Records supplied
────────

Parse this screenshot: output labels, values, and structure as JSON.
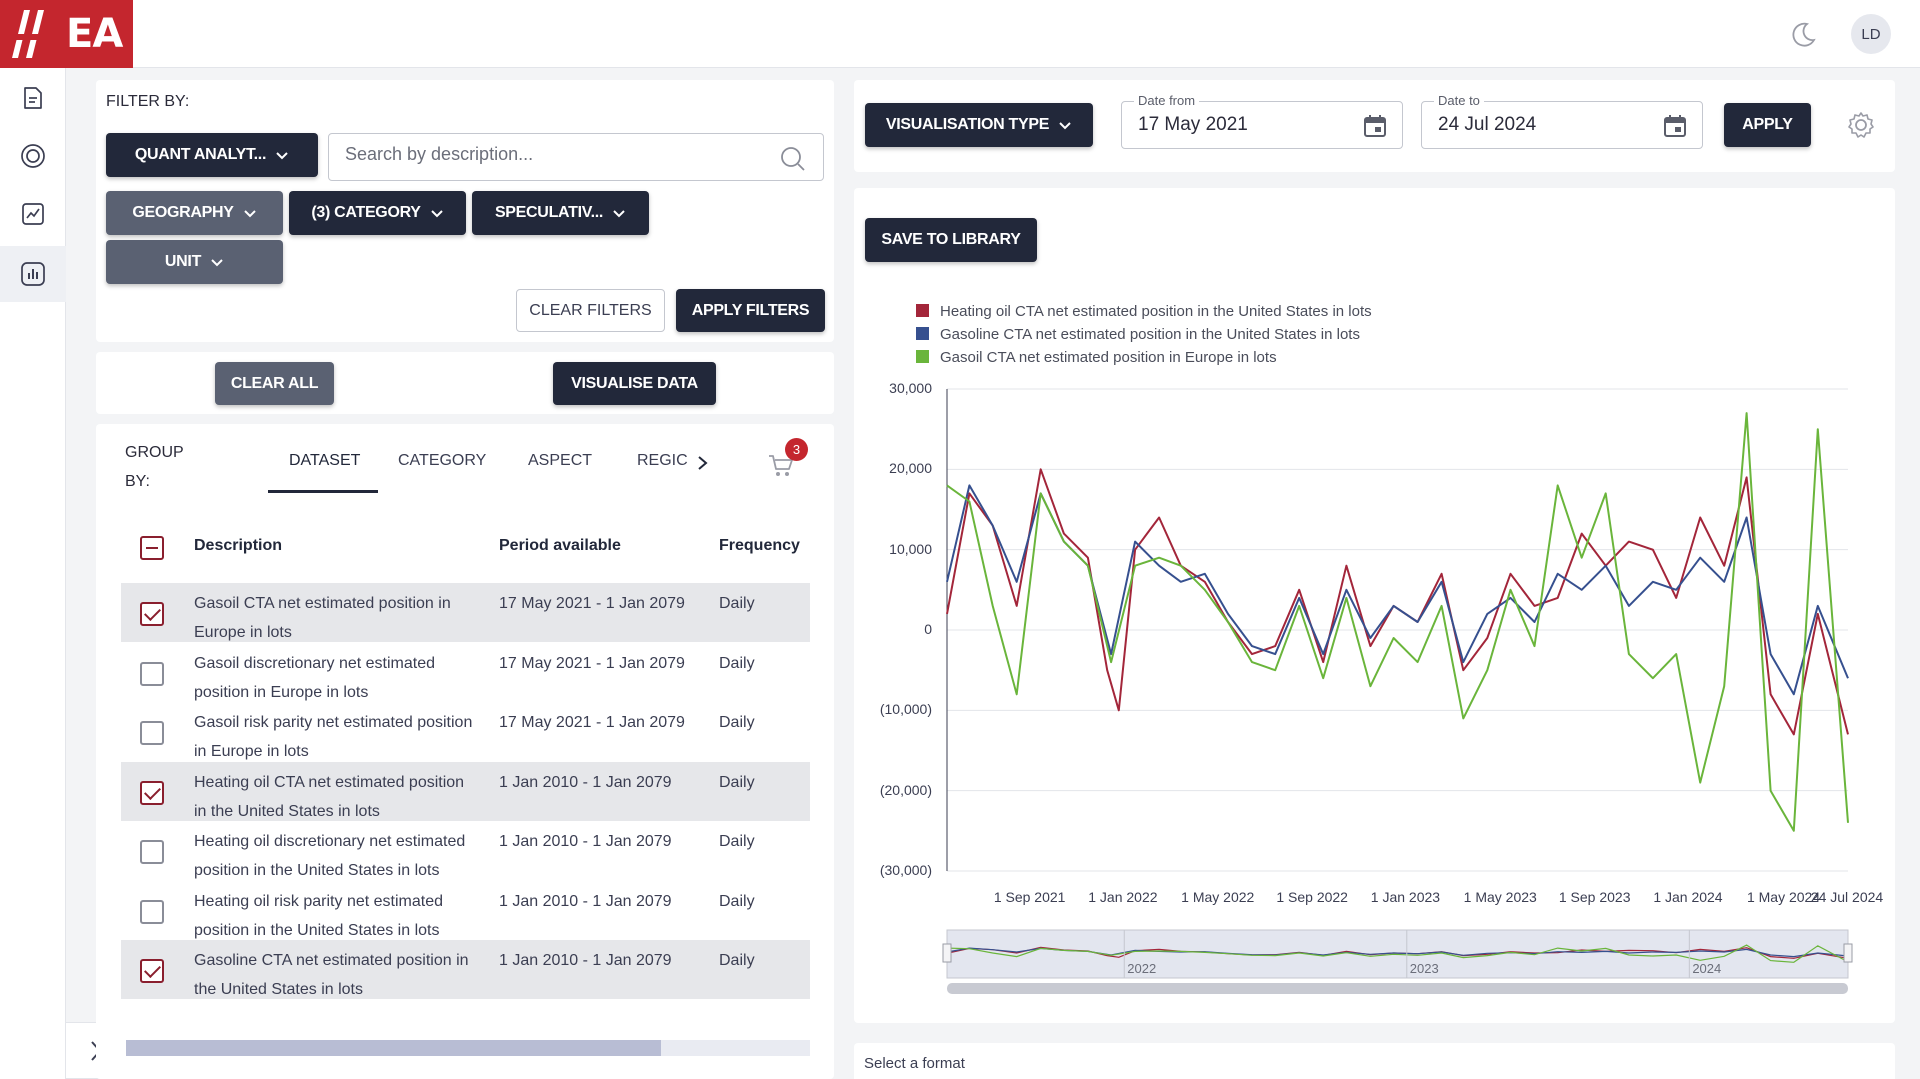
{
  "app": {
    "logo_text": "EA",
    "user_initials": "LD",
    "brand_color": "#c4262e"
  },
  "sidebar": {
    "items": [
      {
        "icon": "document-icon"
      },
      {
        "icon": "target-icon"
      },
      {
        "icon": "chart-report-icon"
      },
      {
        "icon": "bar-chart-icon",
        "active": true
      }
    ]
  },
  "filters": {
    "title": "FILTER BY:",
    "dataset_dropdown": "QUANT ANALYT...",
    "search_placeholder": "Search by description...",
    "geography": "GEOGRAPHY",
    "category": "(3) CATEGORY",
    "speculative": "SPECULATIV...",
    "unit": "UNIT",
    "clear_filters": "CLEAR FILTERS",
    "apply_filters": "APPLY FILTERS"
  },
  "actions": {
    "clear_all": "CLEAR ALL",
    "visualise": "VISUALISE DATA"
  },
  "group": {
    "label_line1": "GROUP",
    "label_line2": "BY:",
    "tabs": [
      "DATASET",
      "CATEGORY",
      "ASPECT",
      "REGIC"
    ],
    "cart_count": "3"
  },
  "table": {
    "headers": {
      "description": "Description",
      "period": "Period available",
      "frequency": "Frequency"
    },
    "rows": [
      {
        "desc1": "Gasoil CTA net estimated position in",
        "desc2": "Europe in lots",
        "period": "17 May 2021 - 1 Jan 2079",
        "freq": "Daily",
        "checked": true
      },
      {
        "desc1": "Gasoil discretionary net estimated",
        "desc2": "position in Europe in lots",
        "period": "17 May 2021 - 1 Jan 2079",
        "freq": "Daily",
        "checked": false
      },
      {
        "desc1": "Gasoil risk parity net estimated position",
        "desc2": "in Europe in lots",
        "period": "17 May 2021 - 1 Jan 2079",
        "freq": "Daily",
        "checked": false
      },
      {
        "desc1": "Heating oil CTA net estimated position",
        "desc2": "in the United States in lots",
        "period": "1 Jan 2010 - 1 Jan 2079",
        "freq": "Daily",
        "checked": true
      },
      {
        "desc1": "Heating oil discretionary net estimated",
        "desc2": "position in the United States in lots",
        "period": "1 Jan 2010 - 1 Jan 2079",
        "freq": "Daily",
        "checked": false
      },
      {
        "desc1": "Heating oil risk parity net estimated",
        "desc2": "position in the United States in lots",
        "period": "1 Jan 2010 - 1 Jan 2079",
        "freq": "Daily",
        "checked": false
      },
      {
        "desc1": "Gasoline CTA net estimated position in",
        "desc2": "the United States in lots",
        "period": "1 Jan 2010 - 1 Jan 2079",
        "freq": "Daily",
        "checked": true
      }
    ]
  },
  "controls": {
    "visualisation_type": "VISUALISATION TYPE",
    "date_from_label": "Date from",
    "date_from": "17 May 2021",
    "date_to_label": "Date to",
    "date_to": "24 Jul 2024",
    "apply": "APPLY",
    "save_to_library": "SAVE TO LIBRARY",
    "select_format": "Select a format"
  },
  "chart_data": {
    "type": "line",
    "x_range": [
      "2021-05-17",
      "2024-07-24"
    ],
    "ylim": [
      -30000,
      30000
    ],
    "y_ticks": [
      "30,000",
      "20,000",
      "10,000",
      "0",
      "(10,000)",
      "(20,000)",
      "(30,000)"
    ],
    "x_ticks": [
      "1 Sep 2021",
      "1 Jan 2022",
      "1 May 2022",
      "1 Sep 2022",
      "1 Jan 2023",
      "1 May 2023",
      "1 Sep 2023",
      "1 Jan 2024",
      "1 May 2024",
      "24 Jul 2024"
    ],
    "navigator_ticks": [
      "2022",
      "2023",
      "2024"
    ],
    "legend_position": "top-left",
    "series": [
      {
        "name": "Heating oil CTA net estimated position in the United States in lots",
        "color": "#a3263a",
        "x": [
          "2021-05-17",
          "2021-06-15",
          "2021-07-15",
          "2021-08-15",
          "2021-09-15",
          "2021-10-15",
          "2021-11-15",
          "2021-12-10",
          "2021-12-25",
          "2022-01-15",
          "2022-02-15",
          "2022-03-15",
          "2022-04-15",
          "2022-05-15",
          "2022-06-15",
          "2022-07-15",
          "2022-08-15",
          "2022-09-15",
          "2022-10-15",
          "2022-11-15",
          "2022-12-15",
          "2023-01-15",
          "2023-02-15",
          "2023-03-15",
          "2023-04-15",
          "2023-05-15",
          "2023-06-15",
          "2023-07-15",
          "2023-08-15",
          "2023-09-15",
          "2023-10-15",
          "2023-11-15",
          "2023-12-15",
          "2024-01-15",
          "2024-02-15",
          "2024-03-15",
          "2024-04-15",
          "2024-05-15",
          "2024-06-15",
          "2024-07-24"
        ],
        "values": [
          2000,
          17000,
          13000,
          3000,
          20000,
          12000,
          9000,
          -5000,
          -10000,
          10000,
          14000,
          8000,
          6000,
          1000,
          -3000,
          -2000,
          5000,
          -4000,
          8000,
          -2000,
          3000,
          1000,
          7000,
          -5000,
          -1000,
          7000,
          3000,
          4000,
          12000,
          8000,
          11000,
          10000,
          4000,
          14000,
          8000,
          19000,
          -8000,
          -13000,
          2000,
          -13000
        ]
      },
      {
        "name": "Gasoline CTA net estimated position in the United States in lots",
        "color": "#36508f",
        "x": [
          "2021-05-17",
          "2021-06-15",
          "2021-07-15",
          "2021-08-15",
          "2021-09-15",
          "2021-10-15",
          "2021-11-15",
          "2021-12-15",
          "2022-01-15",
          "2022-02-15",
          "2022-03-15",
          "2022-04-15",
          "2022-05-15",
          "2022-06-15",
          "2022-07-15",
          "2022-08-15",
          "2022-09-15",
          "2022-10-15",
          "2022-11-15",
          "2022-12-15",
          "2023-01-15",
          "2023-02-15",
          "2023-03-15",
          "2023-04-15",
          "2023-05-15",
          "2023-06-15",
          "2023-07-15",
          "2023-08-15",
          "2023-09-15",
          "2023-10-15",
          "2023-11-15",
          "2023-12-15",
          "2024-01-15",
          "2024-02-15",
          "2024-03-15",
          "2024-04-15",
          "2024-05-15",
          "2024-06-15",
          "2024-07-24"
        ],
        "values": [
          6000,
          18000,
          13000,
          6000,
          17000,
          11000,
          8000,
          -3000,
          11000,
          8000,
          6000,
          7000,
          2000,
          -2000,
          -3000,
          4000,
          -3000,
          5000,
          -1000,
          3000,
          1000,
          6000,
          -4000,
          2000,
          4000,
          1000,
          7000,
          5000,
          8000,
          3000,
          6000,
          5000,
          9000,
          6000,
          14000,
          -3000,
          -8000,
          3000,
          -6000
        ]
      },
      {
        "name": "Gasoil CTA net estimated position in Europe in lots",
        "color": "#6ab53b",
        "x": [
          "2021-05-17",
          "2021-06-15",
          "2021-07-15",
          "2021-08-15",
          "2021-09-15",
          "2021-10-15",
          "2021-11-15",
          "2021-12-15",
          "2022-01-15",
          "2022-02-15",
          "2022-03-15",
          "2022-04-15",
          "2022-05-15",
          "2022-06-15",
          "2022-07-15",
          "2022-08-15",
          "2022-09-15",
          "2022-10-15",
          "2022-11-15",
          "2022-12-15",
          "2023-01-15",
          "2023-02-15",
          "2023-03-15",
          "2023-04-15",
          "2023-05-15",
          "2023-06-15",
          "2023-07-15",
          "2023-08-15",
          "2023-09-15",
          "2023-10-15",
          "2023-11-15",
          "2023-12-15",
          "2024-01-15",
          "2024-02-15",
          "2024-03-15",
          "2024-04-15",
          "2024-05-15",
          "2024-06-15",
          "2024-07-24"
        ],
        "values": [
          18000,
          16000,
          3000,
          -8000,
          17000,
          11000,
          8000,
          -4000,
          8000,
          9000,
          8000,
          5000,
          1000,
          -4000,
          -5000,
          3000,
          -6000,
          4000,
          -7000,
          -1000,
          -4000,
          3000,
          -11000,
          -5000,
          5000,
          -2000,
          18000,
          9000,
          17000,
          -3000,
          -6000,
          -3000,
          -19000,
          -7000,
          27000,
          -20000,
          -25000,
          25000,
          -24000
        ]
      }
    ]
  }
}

────────

Work to be completed
Lines of the listing that contain the word "United" are to be counted; report only their number.

Written solution
6